### Records provided
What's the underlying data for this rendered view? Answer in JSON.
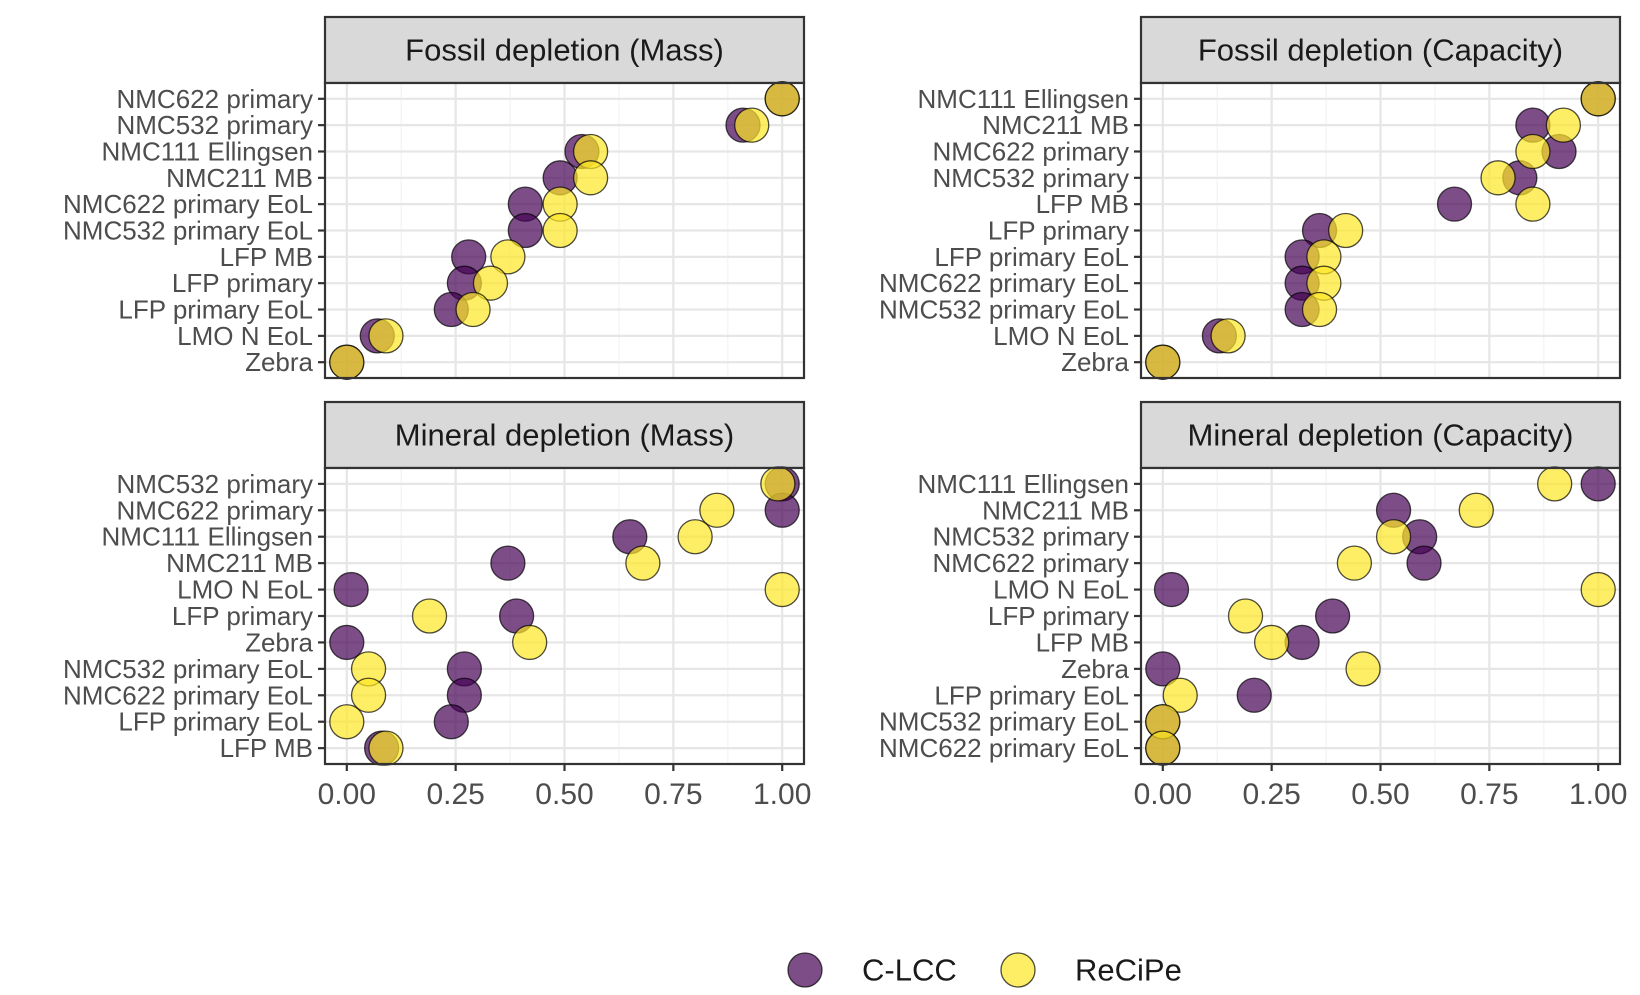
{
  "colors": {
    "C-LCC": "#440154",
    "ReCiPe": "#FDE725"
  },
  "legend": {
    "items": [
      {
        "name": "C-LCC",
        "color": "#440154"
      },
      {
        "name": "ReCiPe",
        "color": "#FDE725"
      }
    ]
  },
  "chart_data": [
    {
      "type": "scatter",
      "title": "Fossil depletion (Mass)",
      "xlim": [
        0,
        1
      ],
      "xticks": [
        "0.00",
        "0.25",
        "0.50",
        "0.75",
        "1.00"
      ],
      "categories": [
        "NMC622 primary",
        "NMC532 primary",
        "NMC111 Ellingsen",
        "NMC211 MB",
        "NMC622 primary EoL",
        "NMC532 primary EoL",
        "LFP MB",
        "LFP primary",
        "LFP primary EoL",
        "LMO N EoL",
        "Zebra"
      ],
      "series": [
        {
          "name": "C-LCC",
          "values": [
            1.0,
            0.91,
            0.54,
            0.49,
            0.41,
            0.41,
            0.28,
            0.27,
            0.24,
            0.07,
            0.0
          ]
        },
        {
          "name": "ReCiPe",
          "values": [
            1.0,
            0.93,
            0.56,
            0.56,
            0.49,
            0.49,
            0.37,
            0.33,
            0.29,
            0.09,
            0.0
          ]
        }
      ]
    },
    {
      "type": "scatter",
      "title": "Fossil depletion (Capacity)",
      "xlim": [
        0,
        1
      ],
      "xticks": [
        "0.00",
        "0.25",
        "0.50",
        "0.75",
        "1.00"
      ],
      "categories": [
        "NMC111 Ellingsen",
        "NMC211 MB",
        "NMC622 primary",
        "NMC532 primary",
        "LFP MB",
        "LFP primary",
        "LFP primary EoL",
        "NMC622 primary EoL",
        "NMC532 primary EoL",
        "LMO N EoL",
        "Zebra"
      ],
      "series": [
        {
          "name": "C-LCC",
          "values": [
            1.0,
            0.85,
            0.91,
            0.82,
            0.67,
            0.36,
            0.32,
            0.32,
            0.32,
            0.13,
            0.0
          ]
        },
        {
          "name": "ReCiPe",
          "values": [
            1.0,
            0.92,
            0.85,
            0.77,
            0.85,
            0.42,
            0.37,
            0.37,
            0.36,
            0.15,
            0.0
          ]
        }
      ]
    },
    {
      "type": "scatter",
      "title": "Mineral depletion (Mass)",
      "xlim": [
        0,
        1
      ],
      "xticks": [
        "0.00",
        "0.25",
        "0.50",
        "0.75",
        "1.00"
      ],
      "categories": [
        "NMC532 primary",
        "NMC622 primary",
        "NMC111 Ellingsen",
        "NMC211 MB",
        "LMO N EoL",
        "LFP primary",
        "Zebra",
        "NMC532 primary EoL",
        "NMC622 primary EoL",
        "LFP primary EoL",
        "LFP MB"
      ],
      "series": [
        {
          "name": "C-LCC",
          "values": [
            1.0,
            1.0,
            0.65,
            0.37,
            0.01,
            0.39,
            0.0,
            0.27,
            0.27,
            0.24,
            0.08
          ]
        },
        {
          "name": "ReCiPe",
          "values": [
            0.99,
            0.85,
            0.8,
            0.68,
            1.0,
            0.19,
            0.42,
            0.05,
            0.05,
            0.0,
            0.09
          ]
        }
      ]
    },
    {
      "type": "scatter",
      "title": "Mineral depletion (Capacity)",
      "xlim": [
        0,
        1
      ],
      "xticks": [
        "0.00",
        "0.25",
        "0.50",
        "0.75",
        "1.00"
      ],
      "categories": [
        "NMC111 Ellingsen",
        "NMC211 MB",
        "NMC532 primary",
        "NMC622 primary",
        "LMO N EoL",
        "LFP primary",
        "LFP MB",
        "Zebra",
        "LFP primary EoL",
        "NMC532 primary EoL",
        "NMC622 primary EoL"
      ],
      "series": [
        {
          "name": "C-LCC",
          "values": [
            1.0,
            0.53,
            0.59,
            0.6,
            0.02,
            0.39,
            0.32,
            0.0,
            0.21,
            0.0,
            0.0
          ]
        },
        {
          "name": "ReCiPe",
          "values": [
            0.9,
            0.72,
            0.53,
            0.44,
            1.0,
            0.19,
            0.25,
            0.46,
            0.04,
            0.0,
            0.0
          ]
        }
      ]
    }
  ]
}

### Short exercise
Copy all lines from the data that hold the word "depletion".

### Final result
      "title": "Fossil depletion (Mass)",
      "title": "Fossil depletion (Capacity)",
      "title": "Mineral depletion (Mass)",
      "title": "Mineral depletion (Capacity)",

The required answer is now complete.